BEGIN

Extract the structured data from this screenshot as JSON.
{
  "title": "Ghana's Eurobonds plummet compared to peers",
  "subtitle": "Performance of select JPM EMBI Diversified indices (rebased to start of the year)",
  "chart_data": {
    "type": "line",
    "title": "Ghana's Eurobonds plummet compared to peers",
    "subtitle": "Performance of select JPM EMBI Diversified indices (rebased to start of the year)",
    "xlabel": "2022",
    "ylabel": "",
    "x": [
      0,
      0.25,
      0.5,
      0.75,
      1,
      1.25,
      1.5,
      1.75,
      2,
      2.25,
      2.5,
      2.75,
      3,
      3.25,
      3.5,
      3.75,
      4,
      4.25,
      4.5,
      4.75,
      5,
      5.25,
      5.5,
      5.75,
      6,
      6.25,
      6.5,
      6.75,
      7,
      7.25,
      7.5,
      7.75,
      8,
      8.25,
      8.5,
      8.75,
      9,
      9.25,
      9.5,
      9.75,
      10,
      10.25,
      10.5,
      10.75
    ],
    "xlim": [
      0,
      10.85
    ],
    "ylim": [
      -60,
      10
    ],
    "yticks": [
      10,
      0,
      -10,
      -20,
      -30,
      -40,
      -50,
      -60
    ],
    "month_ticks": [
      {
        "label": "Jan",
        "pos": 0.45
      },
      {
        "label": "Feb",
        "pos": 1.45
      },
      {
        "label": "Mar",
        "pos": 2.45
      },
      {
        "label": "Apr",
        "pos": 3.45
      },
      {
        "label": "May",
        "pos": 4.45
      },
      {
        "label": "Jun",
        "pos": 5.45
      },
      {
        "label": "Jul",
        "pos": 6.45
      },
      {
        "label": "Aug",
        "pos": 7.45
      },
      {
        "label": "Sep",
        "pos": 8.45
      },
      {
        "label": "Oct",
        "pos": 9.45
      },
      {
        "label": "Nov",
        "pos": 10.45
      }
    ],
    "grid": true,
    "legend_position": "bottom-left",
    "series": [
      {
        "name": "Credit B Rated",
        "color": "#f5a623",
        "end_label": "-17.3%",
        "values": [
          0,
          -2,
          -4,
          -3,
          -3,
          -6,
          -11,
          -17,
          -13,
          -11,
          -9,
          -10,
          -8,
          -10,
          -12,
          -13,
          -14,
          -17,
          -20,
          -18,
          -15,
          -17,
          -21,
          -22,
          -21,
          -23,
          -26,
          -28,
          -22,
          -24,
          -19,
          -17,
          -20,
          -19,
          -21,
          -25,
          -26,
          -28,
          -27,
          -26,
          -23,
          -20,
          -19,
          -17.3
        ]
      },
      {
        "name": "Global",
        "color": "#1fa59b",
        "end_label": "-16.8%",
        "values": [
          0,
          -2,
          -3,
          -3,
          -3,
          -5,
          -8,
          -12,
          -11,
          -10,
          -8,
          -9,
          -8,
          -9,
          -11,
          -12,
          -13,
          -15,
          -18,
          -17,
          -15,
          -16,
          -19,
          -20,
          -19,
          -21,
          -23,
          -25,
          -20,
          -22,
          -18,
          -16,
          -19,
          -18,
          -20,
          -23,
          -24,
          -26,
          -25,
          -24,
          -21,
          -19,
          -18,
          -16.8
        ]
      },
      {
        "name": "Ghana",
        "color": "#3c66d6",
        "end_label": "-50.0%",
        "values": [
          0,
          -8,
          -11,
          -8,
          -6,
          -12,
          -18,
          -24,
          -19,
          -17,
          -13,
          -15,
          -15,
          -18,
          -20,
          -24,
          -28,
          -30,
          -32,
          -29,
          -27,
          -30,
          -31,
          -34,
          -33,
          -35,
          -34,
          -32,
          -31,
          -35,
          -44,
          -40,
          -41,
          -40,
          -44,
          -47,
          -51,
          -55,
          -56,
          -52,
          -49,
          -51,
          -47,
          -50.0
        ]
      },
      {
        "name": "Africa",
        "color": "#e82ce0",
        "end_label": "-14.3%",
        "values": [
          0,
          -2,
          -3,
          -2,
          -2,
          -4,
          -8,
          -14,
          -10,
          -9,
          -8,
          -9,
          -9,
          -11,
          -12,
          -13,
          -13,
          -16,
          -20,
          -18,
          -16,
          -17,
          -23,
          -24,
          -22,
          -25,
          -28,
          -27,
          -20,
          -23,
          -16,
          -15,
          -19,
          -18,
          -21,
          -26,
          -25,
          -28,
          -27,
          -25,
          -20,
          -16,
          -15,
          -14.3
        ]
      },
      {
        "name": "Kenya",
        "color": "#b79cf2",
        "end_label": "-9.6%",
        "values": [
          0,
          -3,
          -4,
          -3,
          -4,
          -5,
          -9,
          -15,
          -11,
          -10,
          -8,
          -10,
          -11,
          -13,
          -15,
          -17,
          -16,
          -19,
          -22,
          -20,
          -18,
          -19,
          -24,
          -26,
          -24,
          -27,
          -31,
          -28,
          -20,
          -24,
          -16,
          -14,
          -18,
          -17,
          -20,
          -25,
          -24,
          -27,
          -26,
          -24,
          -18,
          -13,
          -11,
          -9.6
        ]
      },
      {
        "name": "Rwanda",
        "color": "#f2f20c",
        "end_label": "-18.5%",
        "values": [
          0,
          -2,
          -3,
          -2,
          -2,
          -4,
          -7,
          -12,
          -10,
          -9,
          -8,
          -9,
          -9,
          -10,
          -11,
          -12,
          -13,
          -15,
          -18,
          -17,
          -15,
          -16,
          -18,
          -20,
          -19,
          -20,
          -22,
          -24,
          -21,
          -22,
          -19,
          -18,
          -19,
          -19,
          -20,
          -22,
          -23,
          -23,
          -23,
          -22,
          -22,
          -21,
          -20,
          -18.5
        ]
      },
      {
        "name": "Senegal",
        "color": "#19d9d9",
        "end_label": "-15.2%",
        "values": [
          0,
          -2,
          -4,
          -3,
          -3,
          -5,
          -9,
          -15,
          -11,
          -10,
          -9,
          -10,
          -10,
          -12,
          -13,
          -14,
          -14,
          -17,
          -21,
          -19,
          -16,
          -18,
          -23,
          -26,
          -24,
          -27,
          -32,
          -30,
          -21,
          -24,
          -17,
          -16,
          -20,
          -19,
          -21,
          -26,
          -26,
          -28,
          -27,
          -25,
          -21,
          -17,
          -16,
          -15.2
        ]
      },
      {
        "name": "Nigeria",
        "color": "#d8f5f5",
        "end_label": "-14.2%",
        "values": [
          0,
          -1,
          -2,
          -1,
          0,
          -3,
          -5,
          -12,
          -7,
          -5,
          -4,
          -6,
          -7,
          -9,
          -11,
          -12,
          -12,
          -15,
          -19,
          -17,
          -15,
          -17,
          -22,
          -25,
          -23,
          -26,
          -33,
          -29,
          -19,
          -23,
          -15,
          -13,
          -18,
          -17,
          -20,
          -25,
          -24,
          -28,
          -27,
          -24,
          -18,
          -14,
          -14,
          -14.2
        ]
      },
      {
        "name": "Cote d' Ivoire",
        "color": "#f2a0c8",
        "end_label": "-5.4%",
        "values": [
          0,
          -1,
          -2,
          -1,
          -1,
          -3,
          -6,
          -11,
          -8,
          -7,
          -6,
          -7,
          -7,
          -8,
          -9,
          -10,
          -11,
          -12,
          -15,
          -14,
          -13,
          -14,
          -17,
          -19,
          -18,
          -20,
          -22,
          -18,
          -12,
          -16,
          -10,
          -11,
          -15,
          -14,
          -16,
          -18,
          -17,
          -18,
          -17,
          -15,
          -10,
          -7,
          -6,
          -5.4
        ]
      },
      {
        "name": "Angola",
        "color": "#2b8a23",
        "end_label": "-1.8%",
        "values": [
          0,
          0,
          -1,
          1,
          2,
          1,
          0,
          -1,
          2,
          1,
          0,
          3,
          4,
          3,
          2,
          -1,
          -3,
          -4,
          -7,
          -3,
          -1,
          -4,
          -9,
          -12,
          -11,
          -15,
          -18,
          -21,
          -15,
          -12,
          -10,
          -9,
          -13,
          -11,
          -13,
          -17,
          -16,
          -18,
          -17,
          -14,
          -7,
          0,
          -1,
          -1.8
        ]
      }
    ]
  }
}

END

* _Directions for this task_: How many lines in the data contain the string "Diversified"? Respond with the number only.

* _Task result_: 2